* **Stated exercise**: Wherever the word "main" appears in a line, copy that line.

* **Given records**:
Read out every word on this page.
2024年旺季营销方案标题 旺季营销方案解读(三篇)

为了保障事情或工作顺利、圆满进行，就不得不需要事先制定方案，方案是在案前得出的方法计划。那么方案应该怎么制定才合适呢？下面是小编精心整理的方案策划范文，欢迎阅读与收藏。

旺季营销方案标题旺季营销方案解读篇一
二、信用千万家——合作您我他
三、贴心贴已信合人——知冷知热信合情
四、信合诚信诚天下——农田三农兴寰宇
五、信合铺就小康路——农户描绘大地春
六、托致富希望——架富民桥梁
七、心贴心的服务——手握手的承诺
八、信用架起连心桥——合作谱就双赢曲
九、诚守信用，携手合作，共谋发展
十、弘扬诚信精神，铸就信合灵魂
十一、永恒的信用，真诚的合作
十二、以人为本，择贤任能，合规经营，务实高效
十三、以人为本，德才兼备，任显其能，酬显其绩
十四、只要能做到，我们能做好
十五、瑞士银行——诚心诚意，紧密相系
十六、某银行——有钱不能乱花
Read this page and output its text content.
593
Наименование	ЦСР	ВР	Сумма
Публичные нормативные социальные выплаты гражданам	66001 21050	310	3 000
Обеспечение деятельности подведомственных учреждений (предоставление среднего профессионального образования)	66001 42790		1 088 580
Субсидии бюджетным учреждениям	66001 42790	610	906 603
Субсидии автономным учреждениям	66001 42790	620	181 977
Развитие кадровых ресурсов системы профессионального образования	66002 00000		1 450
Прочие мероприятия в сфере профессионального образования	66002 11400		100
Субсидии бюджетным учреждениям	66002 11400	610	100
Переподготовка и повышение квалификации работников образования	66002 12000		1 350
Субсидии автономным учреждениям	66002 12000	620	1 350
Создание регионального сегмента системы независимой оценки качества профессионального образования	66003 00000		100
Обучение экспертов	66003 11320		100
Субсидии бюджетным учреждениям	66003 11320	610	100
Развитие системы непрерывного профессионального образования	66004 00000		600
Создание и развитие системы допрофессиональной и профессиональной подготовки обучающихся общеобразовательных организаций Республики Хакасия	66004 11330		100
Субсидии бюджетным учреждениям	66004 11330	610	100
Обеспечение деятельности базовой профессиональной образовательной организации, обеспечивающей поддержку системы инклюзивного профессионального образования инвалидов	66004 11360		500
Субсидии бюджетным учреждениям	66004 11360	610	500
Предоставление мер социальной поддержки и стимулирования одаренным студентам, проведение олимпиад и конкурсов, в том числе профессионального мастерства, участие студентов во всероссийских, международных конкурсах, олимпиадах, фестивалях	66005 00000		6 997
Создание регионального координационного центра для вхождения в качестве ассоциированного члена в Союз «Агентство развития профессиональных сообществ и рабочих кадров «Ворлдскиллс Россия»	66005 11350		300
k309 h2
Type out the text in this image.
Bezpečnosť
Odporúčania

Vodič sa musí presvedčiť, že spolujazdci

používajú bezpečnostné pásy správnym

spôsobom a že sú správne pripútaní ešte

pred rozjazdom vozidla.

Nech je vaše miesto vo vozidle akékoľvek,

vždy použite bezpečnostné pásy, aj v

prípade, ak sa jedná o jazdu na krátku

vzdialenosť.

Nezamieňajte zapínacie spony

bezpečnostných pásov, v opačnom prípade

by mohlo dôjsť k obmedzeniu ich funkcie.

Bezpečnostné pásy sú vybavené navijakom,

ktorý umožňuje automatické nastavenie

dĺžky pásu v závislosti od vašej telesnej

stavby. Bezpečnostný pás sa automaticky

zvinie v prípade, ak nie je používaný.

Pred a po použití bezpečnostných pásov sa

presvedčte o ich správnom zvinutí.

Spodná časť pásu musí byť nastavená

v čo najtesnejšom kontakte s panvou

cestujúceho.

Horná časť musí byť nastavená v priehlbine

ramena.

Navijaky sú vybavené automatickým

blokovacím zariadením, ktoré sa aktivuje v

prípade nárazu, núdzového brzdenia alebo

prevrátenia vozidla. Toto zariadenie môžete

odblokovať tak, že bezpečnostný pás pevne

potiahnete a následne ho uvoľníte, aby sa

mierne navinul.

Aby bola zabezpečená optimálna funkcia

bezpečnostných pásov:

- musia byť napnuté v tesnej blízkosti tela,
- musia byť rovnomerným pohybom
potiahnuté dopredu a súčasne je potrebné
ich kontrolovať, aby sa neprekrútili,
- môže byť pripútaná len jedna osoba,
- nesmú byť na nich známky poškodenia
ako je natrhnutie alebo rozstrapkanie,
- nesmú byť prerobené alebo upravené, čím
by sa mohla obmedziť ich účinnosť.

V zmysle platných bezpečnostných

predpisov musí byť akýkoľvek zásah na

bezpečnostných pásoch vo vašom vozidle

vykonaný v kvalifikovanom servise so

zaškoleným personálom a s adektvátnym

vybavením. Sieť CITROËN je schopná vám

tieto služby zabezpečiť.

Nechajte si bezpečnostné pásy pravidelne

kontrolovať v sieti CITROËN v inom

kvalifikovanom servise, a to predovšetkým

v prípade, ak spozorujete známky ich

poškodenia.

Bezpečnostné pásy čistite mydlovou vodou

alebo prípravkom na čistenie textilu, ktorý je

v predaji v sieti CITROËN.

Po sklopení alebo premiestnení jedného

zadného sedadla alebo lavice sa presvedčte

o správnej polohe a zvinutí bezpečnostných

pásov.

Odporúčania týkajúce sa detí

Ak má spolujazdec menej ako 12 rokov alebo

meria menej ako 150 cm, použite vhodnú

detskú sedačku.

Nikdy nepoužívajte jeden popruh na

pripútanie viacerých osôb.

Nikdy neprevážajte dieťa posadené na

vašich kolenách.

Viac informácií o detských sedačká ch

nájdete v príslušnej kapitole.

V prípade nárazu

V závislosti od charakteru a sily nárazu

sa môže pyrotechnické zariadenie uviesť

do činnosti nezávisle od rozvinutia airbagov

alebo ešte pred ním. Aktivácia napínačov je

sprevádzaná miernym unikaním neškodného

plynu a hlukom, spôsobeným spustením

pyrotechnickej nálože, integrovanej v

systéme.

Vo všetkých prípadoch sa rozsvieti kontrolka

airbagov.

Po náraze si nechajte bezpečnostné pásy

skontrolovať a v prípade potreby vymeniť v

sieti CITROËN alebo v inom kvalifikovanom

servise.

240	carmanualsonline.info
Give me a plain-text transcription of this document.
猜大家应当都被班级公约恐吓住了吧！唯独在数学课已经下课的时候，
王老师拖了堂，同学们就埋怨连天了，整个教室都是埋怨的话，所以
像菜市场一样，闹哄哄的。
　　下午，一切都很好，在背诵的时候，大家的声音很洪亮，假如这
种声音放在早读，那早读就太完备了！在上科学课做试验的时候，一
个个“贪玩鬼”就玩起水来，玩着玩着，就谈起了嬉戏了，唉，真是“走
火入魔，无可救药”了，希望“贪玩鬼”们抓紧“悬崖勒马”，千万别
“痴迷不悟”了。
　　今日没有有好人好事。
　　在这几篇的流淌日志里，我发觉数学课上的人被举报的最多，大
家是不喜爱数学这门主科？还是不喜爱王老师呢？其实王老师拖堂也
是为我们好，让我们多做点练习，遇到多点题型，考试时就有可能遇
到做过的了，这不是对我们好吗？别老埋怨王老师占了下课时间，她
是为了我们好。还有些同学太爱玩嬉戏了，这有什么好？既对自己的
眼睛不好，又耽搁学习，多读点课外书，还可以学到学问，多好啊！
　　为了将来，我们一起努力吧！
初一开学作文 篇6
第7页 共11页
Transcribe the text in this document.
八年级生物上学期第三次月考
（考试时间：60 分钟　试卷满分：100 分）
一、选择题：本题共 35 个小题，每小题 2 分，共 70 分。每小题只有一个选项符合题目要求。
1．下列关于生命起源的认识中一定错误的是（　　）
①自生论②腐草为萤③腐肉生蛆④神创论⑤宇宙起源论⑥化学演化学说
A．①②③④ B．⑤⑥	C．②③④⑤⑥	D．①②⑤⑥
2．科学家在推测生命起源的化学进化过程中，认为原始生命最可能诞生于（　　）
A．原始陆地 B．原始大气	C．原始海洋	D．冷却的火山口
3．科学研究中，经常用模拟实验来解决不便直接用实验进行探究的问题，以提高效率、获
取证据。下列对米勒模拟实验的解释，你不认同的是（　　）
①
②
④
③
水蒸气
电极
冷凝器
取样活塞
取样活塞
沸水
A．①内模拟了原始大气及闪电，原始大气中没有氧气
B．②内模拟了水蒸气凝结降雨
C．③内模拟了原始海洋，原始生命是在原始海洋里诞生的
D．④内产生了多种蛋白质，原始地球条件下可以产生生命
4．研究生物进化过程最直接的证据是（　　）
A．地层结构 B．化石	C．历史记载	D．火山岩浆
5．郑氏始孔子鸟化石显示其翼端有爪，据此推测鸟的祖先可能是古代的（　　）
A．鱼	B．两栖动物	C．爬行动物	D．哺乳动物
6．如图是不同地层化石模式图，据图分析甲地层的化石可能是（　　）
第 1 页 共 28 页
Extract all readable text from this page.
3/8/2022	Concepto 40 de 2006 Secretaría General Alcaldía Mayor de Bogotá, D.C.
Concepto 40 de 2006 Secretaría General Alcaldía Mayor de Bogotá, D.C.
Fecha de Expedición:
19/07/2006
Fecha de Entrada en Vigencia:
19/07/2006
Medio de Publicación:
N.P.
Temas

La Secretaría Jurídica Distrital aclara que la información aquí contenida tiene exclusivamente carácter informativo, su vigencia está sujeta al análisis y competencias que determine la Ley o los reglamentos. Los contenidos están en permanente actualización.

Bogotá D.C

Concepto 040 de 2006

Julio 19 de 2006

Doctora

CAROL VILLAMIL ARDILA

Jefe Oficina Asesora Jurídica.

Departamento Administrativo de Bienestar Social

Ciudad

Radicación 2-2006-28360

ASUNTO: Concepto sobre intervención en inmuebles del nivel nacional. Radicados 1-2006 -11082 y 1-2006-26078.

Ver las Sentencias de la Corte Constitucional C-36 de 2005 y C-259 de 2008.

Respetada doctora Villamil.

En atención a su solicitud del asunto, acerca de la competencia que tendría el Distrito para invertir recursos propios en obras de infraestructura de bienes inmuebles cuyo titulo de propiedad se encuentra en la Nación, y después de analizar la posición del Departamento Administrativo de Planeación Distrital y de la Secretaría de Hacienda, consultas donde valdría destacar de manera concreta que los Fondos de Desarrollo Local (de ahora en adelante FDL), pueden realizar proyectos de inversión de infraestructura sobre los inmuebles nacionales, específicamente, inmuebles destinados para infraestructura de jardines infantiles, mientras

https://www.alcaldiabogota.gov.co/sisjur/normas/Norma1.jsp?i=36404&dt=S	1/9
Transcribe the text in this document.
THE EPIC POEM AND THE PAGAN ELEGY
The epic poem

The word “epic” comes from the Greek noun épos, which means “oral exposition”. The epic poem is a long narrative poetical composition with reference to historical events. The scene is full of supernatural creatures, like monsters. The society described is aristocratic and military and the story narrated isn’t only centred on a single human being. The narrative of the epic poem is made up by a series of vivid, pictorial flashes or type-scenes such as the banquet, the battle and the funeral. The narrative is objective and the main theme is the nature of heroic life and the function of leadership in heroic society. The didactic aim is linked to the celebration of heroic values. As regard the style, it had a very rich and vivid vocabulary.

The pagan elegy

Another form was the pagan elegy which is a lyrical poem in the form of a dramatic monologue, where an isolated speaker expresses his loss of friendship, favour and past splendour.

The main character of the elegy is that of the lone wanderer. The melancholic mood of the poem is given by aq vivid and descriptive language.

* **Solution to the exercise**:
The word “epic” comes from the Greek noun épos, which means “oral exposition”. The epic poem is a long narrative poetical composition with reference to historical events. The scene is full of supernatural creatures, like monsters. The society described is aristocratic and military and the story narrated isn’t only centred on a single human being. The narrative of the epic poem is made up by a series of vivid, pictorial flashes or type-scenes such as the banquet, the battle and the funeral. The narrative is objective and the main theme is the nature of heroic life and the function of leadership in heroic society. The didactic aim is linked to the celebration of heroic values. As regard the style, it had a very rich and vivid vocabulary.
The main character of the elegy is that of the lone wanderer. The melancholic mood of the poem is given by aq vivid and descriptive language.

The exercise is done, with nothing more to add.